## Start MATERIAL FOR THIS EXERCISE

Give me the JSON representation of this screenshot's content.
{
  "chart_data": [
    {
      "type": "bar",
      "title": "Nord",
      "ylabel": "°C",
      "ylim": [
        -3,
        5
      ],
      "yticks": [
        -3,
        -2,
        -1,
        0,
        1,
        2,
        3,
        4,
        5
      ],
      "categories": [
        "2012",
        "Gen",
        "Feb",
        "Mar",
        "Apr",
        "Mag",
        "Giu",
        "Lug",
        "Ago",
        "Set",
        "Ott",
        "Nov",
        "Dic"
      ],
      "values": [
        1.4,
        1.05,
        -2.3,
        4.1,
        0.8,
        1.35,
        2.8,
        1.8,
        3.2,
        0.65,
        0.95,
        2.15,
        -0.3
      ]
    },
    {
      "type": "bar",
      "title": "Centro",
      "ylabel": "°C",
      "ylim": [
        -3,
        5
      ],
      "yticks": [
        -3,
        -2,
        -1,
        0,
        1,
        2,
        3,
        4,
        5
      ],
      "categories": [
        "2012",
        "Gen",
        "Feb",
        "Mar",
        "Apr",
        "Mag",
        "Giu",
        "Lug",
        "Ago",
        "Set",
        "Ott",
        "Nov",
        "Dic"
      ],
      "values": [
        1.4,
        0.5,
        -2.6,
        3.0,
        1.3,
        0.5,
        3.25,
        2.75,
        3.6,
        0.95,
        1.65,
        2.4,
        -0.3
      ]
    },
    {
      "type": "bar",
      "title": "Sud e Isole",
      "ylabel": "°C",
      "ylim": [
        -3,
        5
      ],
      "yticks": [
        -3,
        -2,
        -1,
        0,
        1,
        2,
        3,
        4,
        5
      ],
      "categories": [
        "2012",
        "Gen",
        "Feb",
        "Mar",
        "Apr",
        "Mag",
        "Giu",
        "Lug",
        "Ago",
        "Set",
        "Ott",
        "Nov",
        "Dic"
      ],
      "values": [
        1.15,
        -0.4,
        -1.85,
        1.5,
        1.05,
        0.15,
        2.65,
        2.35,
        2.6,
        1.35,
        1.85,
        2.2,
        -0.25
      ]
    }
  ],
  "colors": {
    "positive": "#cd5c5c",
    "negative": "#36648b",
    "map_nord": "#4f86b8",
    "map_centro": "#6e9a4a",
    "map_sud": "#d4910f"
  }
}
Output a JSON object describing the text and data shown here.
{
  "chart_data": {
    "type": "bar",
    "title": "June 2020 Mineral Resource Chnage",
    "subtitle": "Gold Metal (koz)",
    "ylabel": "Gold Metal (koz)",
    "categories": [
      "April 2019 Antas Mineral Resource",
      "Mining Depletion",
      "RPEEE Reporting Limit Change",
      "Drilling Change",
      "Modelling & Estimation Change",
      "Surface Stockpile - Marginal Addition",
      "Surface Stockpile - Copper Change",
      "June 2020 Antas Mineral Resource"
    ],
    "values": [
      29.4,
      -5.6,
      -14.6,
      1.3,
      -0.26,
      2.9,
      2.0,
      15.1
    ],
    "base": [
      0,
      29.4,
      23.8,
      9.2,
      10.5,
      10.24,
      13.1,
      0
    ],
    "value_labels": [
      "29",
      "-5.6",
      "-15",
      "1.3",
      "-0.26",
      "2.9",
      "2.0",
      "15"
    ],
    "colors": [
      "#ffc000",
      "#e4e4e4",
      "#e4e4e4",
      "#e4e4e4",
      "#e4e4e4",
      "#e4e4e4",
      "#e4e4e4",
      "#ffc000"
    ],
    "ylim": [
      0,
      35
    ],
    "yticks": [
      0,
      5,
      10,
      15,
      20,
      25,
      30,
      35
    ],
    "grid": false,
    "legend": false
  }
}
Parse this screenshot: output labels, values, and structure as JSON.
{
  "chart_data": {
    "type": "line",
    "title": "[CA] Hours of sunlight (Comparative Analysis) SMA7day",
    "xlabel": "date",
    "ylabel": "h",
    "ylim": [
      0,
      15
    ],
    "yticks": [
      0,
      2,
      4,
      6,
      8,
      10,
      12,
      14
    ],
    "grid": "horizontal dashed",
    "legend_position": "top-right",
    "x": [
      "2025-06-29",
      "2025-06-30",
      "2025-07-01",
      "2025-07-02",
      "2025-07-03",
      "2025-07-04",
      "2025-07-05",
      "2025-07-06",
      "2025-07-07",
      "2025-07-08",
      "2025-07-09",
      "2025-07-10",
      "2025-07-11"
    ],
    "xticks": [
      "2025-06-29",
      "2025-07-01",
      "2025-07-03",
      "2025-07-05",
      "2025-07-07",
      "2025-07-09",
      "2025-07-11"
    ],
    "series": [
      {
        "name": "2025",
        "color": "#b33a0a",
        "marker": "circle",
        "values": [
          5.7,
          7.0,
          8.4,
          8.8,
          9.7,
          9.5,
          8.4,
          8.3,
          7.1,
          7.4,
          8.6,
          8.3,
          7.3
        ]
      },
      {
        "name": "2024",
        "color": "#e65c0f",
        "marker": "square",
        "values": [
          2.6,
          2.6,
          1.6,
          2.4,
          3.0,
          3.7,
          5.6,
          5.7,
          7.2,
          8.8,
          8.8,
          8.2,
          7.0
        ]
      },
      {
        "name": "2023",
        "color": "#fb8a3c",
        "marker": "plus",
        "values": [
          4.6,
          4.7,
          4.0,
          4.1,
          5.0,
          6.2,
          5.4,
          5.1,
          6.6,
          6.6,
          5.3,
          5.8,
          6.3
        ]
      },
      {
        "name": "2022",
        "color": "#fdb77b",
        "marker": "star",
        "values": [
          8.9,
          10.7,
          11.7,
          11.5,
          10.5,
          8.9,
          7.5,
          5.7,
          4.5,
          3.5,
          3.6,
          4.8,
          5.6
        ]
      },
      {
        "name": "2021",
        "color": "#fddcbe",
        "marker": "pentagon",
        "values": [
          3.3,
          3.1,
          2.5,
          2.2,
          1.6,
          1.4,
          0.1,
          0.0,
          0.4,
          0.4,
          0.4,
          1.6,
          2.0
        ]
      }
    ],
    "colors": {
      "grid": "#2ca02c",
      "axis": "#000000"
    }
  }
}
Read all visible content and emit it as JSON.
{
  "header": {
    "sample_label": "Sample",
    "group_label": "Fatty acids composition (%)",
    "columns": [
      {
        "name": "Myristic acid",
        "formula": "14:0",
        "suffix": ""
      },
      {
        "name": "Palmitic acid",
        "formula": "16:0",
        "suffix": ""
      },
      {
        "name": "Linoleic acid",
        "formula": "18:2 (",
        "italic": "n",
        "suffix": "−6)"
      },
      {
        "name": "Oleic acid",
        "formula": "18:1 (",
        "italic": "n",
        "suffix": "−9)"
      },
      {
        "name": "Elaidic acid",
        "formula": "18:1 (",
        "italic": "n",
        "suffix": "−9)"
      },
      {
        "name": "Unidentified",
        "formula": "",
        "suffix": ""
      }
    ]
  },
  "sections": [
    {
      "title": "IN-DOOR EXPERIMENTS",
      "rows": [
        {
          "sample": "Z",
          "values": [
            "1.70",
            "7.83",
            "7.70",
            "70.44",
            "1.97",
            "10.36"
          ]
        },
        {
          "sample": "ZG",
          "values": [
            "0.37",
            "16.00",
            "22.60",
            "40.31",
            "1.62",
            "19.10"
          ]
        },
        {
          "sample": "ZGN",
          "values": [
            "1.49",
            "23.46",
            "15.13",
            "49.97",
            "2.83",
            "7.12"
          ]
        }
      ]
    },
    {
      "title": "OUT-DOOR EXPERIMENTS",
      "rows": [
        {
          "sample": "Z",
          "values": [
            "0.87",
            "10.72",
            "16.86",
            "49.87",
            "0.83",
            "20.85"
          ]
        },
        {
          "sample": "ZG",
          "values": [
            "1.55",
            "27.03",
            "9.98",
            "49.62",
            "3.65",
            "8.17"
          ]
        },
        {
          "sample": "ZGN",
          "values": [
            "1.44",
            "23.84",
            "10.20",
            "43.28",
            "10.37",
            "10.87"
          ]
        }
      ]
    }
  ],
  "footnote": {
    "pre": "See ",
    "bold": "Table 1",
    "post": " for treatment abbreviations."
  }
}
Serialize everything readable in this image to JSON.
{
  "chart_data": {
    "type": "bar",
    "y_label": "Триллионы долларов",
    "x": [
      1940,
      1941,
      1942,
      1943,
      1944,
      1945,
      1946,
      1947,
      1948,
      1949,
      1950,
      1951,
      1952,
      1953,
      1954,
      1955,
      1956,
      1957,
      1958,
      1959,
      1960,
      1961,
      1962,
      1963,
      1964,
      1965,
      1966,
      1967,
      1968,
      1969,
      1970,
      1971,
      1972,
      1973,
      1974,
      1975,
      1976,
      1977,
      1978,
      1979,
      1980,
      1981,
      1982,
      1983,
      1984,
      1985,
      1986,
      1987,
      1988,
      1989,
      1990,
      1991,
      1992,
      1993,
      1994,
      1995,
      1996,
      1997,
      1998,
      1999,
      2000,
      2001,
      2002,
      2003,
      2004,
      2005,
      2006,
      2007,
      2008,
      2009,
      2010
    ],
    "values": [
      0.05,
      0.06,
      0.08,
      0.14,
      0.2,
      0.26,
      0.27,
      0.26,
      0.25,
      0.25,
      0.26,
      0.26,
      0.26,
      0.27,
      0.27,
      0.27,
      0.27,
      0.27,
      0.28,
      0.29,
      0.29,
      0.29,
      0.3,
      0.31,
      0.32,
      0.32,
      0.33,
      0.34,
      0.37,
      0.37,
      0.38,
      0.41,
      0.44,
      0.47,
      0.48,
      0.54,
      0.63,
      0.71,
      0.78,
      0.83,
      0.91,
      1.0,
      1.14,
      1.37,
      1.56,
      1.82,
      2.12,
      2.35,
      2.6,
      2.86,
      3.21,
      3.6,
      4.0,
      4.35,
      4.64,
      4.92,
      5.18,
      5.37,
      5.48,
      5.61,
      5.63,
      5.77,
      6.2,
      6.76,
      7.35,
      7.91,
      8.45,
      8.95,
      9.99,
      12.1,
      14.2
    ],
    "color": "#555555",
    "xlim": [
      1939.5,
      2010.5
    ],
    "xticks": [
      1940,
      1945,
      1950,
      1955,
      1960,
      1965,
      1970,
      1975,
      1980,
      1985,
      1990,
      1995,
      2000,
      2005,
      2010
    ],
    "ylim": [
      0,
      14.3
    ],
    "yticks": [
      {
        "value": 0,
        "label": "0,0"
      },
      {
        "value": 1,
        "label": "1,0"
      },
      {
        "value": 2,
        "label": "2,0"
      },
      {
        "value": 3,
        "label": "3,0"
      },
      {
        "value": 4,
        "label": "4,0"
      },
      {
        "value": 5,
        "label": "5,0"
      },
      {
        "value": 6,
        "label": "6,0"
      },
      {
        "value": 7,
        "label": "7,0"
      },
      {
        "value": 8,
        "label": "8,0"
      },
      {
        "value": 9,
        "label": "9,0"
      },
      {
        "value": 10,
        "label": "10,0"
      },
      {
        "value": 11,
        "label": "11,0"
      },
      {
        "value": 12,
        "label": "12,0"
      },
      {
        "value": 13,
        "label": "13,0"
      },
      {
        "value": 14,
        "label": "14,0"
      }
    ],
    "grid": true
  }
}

## End MATERIAL FOR THIS EXERCISE

**GOAL OF THE EXERCISE:** In the records above, locate each line with the word "Stockpile". Copy all such lines.

**THE ANSWER:**
      "Surface Stockpile - Marginal Addition",
      "Surface Stockpile - Copper Change",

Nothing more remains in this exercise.